═══ Dataset content ═══

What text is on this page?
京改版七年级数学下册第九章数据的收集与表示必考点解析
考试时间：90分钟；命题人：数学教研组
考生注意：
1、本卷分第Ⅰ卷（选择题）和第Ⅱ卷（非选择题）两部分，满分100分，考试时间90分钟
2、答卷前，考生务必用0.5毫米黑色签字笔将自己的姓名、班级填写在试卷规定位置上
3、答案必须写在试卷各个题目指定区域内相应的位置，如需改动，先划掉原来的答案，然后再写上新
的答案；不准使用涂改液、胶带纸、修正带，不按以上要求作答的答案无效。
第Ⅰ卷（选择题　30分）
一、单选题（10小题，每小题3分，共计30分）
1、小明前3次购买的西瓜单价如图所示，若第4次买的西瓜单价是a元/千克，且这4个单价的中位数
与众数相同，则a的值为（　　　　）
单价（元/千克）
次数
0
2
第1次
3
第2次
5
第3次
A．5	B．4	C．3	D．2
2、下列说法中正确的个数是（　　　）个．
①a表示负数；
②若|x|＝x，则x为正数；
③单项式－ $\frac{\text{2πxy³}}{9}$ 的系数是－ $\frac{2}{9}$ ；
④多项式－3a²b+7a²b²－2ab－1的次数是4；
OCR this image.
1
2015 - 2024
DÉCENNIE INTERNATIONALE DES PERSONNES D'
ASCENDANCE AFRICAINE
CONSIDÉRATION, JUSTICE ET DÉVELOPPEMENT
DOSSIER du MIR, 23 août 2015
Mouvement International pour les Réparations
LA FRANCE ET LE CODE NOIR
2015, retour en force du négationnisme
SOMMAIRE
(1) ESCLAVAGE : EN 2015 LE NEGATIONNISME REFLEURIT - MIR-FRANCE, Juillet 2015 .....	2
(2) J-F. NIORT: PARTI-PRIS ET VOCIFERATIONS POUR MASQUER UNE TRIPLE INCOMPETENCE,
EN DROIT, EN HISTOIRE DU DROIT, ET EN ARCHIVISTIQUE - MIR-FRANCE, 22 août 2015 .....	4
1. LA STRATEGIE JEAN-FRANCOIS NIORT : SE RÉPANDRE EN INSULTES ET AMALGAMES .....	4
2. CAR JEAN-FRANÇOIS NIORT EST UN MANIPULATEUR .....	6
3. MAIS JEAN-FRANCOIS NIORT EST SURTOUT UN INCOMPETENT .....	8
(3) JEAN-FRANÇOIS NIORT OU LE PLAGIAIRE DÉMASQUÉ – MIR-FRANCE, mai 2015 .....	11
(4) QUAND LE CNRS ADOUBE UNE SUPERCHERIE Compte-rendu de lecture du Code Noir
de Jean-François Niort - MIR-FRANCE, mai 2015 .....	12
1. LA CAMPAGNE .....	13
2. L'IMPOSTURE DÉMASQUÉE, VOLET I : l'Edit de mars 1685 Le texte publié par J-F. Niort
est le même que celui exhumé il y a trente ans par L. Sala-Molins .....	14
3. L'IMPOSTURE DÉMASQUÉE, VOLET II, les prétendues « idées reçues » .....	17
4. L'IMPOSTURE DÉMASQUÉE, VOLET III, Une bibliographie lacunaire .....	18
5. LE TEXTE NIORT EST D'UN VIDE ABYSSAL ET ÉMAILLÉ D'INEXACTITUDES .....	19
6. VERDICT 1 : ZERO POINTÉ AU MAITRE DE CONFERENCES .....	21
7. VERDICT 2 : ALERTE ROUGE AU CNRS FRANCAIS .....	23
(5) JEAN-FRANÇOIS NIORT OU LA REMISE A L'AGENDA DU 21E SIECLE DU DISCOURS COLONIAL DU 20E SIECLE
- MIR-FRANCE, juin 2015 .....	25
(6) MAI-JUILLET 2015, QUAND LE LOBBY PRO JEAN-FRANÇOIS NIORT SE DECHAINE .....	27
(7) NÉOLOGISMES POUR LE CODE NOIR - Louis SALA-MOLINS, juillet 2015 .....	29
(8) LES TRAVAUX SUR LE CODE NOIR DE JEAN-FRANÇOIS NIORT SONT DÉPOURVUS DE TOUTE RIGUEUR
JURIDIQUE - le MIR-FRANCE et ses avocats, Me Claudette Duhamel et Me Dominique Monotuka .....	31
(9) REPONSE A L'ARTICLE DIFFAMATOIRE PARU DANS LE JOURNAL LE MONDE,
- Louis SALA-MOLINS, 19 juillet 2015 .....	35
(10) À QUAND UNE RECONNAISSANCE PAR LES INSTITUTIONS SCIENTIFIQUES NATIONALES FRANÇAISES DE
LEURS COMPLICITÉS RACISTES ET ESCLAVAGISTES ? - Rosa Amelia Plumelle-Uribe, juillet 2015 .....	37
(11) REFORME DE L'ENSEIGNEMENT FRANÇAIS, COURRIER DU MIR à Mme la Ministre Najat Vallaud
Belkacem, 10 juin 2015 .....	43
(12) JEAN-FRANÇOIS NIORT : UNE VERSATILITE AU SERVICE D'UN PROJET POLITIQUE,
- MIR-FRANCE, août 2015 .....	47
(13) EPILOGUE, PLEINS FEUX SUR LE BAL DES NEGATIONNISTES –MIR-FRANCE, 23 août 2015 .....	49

═══

* **Task directions**
Retype the data exactly as given.

* **Response**
What text is on this page?
京改版七年级数学下册第九章数据的收集与表示必考点解析
考试时间：90分钟；命题人：数学教研组
考生注意：
1、本卷分第Ⅰ卷（选择题）和第Ⅱ卷（非选择题）两部分，满分100分，考试时间90分钟
2、答卷前，考生务必用0.5毫米黑色签字笔将自己的姓名、班级填写在试卷规定位置上
3、答案必须写在试卷各个题目指定区域内相应的位置，如需改动，先划掉原来的答案，然后再写上新
的答案；不准使用涂改液、胶带纸、修正带，不按以上要求作答的答案无效。
第Ⅰ卷（选择题　30分）
一、单选题（10小题，每小题3分，共计30分）
1、小明前3次购买的西瓜单价如图所示，若第4次买的西瓜单价是a元/千克，且这4个单价的中位数
与众数相同，则a的值为（　　　　）
单价（元/千克）
次数
0
2
第1次
3
第2次
5
第3次
A．5	B．4	C．3	D．2
2、下列说法中正确的个数是（　　　）个．
①a表示负数；
②若|x|＝x，则x为正数；
③单项式－ $\frac{\text{2πxy³}}{9}$ 的系数是－ $\frac{2}{9}$ ；
④多项式－3a²b+7a²b²－2ab－1的次数是4；
OCR this image.
1
2015 - 2024
DÉCENNIE INTERNATIONALE DES PERSONNES D'
ASCENDANCE AFRICAINE
CONSIDÉRATION, JUSTICE ET DÉVELOPPEMENT
DOSSIER du MIR, 23 août 2015
Mouvement International pour les Réparations
LA FRANCE ET LE CODE NOIR
2015, retour en force du négationnisme
SOMMAIRE
(1) ESCLAVAGE : EN 2015 LE NEGATIONNISME REFLEURIT - MIR-FRANCE, Juillet 2015 .....	2
(2) J-F. NIORT: PARTI-PRIS ET VOCIFERATIONS POUR MASQUER UNE TRIPLE INCOMPETENCE,
EN DROIT, EN HISTOIRE DU DROIT, ET EN ARCHIVISTIQUE - MIR-FRANCE, 22 août 2015 .....	4
1. LA STRATEGIE JEAN-FRANCOIS NIORT : SE RÉPANDRE EN INSULTES ET AMALGAMES .....	4
2. CAR JEAN-FRANÇOIS NIORT EST UN MANIPULATEUR .....	6
3. MAIS JEAN-FRANCOIS NIORT EST SURTOUT UN INCOMPETENT .....	8
(3) JEAN-FRANÇOIS NIORT OU LE PLAGIAIRE DÉMASQUÉ – MIR-FRANCE, mai 2015 .....	11
(4) QUAND LE CNRS ADOUBE UNE SUPERCHERIE Compte-rendu de lecture du Code Noir
de Jean-François Niort - MIR-FRANCE, mai 2015 .....	12
1. LA CAMPAGNE .....	13
2. L'IMPOSTURE DÉMASQUÉE, VOLET I : l'Edit de mars 1685 Le texte publié par J-F. Niort
est le même que celui exhumé il y a trente ans par L. Sala-Molins .....	14
3. L'IMPOSTURE DÉMASQUÉE, VOLET II, les prétendues « idées reçues » .....	17
4. L'IMPOSTURE DÉMASQUÉE, VOLET III, Une bibliographie lacunaire .....	18
5. LE TEXTE NIORT EST D'UN VIDE ABYSSAL ET ÉMAILLÉ D'INEXACTITUDES .....	19
6. VERDICT 1 : ZERO POINTÉ AU MAITRE DE CONFERENCES .....	21
7. VERDICT 2 : ALERTE ROUGE AU CNRS FRANCAIS .....	23
(5) JEAN-FRANÇOIS NIORT OU LA REMISE A L'AGENDA DU 21E SIECLE DU DISCOURS COLONIAL DU 20E SIECLE
- MIR-FRANCE, juin 2015 .....	25
(6) MAI-JUILLET 2015, QUAND LE LOBBY PRO JEAN-FRANÇOIS NIORT SE DECHAINE .....	27
(7) NÉOLOGISMES POUR LE CODE NOIR - Louis SALA-MOLINS, juillet 2015 .....	29
(8) LES TRAVAUX SUR LE CODE NOIR DE JEAN-FRANÇOIS NIORT SONT DÉPOURVUS DE TOUTE RIGUEUR
JURIDIQUE - le MIR-FRANCE et ses avocats, Me Claudette Duhamel et Me Dominique Monotuka .....	31
(9) REPONSE A L'ARTICLE DIFFAMATOIRE PARU DANS LE JOURNAL LE MONDE,
- Louis SALA-MOLINS, 19 juillet 2015 .....	35
(10) À QUAND UNE RECONNAISSANCE PAR LES INSTITUTIONS SCIENTIFIQUES NATIONALES FRANÇAISES DE
LEURS COMPLICITÉS RACISTES ET ESCLAVAGISTES ? - Rosa Amelia Plumelle-Uribe, juillet 2015 .....	37
(11) REFORME DE L'ENSEIGNEMENT FRANÇAIS, COURRIER DU MIR à Mme la Ministre Najat Vallaud
Belkacem, 10 juin 2015 .....	43
(12) JEAN-FRANÇOIS NIORT : UNE VERSATILITE AU SERVICE D'UN PROJET POLITIQUE,
- MIR-FRANCE, août 2015 .....	47
(13) EPILOGUE, PLEINS FEUX SUR LE BAL DES NEGATIONNISTES –MIR-FRANCE, 23 août 2015 .....	49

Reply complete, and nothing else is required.